Read the listing and extract each line that includes the word "dimana".
•••••
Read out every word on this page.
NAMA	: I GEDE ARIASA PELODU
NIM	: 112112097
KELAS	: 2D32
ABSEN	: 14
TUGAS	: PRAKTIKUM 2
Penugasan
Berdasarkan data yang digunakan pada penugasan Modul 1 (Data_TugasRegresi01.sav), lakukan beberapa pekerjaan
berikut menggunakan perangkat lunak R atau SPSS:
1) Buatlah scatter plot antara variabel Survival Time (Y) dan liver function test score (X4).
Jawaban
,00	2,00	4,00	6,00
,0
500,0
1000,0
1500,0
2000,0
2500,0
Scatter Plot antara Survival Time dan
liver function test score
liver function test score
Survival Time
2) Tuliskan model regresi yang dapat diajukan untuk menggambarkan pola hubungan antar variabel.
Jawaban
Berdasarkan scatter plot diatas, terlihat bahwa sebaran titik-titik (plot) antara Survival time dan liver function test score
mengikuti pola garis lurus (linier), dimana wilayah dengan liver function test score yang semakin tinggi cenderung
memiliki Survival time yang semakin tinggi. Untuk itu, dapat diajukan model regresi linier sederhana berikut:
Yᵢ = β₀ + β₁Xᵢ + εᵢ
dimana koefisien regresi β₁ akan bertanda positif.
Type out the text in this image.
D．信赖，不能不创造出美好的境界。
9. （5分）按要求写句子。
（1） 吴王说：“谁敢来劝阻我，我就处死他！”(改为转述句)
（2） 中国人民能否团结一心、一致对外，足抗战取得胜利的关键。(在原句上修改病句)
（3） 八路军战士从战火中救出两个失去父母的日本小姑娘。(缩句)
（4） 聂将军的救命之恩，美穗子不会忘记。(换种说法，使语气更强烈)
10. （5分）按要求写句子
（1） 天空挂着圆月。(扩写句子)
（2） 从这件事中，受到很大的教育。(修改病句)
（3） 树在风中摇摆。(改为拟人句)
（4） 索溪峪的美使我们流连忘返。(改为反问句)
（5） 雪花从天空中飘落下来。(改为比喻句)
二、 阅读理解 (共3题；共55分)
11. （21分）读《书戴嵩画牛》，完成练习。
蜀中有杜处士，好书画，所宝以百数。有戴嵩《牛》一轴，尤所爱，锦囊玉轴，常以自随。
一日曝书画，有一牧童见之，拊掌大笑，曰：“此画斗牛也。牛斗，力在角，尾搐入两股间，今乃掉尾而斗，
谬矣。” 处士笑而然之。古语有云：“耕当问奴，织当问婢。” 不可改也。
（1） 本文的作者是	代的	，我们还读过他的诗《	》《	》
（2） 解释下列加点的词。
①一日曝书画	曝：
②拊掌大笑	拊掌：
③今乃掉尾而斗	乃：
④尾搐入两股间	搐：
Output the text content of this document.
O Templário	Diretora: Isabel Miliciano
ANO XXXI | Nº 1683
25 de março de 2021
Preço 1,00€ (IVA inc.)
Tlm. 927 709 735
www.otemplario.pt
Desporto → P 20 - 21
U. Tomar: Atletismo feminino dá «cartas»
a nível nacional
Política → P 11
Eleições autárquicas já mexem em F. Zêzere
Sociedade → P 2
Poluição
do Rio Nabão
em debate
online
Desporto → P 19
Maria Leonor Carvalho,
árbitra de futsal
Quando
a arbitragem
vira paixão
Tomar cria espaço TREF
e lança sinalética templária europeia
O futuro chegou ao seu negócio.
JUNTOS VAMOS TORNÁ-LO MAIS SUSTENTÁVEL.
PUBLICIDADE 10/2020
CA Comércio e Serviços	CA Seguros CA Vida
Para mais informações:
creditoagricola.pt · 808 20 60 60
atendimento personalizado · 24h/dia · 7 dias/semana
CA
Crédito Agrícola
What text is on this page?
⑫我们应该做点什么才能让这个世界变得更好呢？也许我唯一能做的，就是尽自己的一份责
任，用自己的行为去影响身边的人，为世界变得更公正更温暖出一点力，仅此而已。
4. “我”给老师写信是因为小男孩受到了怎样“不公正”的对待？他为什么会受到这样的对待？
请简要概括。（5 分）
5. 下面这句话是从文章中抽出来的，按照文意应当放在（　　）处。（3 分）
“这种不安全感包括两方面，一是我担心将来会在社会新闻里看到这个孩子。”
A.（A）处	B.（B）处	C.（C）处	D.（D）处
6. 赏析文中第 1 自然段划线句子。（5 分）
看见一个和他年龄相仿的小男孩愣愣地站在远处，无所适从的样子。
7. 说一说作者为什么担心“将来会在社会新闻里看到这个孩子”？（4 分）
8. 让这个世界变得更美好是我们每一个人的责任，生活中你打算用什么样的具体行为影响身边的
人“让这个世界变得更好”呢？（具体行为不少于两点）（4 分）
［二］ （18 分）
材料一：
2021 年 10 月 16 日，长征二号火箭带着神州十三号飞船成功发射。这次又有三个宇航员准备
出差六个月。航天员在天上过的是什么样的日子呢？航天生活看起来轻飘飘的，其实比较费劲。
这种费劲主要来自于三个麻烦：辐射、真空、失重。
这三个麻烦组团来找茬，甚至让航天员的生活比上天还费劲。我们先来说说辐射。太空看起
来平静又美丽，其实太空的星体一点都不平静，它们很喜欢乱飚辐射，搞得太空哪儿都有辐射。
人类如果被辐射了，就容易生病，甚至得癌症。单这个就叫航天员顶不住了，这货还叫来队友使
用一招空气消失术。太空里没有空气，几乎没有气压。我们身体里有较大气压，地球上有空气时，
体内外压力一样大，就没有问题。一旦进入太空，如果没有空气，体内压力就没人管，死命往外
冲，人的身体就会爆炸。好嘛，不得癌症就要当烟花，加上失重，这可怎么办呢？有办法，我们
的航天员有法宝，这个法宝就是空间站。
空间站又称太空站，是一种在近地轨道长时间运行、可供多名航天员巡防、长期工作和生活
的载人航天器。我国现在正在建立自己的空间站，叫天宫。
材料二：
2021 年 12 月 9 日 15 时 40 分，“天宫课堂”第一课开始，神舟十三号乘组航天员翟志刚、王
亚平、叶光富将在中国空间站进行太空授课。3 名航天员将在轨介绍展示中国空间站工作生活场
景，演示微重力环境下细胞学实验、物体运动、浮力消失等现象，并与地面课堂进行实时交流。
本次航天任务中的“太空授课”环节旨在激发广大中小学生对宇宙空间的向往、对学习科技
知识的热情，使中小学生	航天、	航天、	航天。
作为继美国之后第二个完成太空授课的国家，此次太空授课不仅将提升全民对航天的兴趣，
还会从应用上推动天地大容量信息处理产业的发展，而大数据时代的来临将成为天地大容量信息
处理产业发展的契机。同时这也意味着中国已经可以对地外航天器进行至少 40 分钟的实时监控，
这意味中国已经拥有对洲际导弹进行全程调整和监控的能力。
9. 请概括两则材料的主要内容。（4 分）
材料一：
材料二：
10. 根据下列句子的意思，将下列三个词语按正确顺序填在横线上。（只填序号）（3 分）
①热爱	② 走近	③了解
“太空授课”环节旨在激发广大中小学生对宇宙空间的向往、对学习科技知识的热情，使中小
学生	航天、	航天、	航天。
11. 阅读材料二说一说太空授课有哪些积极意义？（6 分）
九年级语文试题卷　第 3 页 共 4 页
•••••
- [Right answer]:
mengikuti pola garis lurus (linier), dimana wilayah dengan liver function test score yang semakin tinggi cenderung
dimana koefisien regresi β₁ akan bertanda positif.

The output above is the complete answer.